EXERCISE:
Images should be left out, and everything else in the listing reproduced exactly.

[Source records]
(begin)

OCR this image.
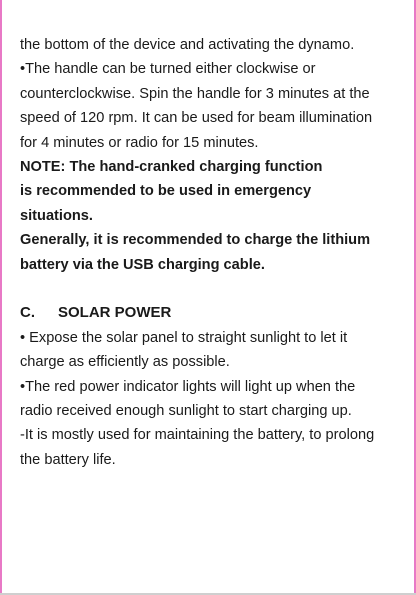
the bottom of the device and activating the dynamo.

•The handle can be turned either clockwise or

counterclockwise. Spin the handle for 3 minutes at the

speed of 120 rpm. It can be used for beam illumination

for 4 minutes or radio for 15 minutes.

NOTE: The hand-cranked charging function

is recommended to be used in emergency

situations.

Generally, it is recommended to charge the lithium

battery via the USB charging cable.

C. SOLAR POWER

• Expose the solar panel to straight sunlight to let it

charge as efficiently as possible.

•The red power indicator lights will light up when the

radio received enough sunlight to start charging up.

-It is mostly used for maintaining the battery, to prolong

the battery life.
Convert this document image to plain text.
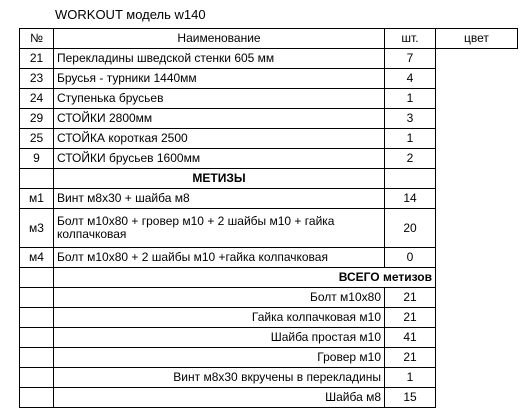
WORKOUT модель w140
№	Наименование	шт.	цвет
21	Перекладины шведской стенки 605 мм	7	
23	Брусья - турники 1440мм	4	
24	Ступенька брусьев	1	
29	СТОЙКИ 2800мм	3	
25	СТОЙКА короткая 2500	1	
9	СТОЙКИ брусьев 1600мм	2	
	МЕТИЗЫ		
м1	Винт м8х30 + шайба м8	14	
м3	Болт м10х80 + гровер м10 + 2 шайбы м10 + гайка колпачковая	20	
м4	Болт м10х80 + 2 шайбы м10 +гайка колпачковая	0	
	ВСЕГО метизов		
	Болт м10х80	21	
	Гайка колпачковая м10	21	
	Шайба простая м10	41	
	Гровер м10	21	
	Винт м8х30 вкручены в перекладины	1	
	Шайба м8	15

(end)

THE RESPONSE:
OCR this image.
the bottom of the device and activating the dynamo.

•The handle can be turned either clockwise or

counterclockwise. Spin the handle for 3 minutes at the

speed of 120 rpm. It can be used for beam illumination

for 4 minutes or radio for 15 minutes.

NOTE: The hand-cranked charging function

is recommended to be used in emergency

situations.

Generally, it is recommended to charge the lithium

battery via the USB charging cable.

C. SOLAR POWER

• Expose the solar panel to straight sunlight to let it

charge as efficiently as possible.

•The red power indicator lights will light up when the

radio received enough sunlight to start charging up.

-It is mostly used for maintaining the battery, to prolong

the battery life.
Convert this document image to plain text.
WORKOUT модель w140
№	Наименование	шт.	цвет
21	Перекладины шведской стенки 605 мм	7	
23	Брусья - турники 1440мм	4	
24	Ступенька брусьев	1	
29	СТОЙКИ 2800мм	3	
25	СТОЙКА короткая 2500	1	
9	СТОЙКИ брусьев 1600мм	2	
	МЕТИЗЫ		
м1	Винт м8х30 + шайба м8	14	
м3	Болт м10х80 + гровер м10 + 2 шайбы м10 + гайка колпачковая	20	
м4	Болт м10х80 + 2 шайбы м10 +гайка колпачковая	0	
	ВСЕГО метизов		
	Болт м10х80	21	
	Гайка колпачковая м10	21	
	Шайба простая м10	41	
	Гровер м10	21	
	Винт м8х30 вкручены в перекладины	1	
	Шайба м8	15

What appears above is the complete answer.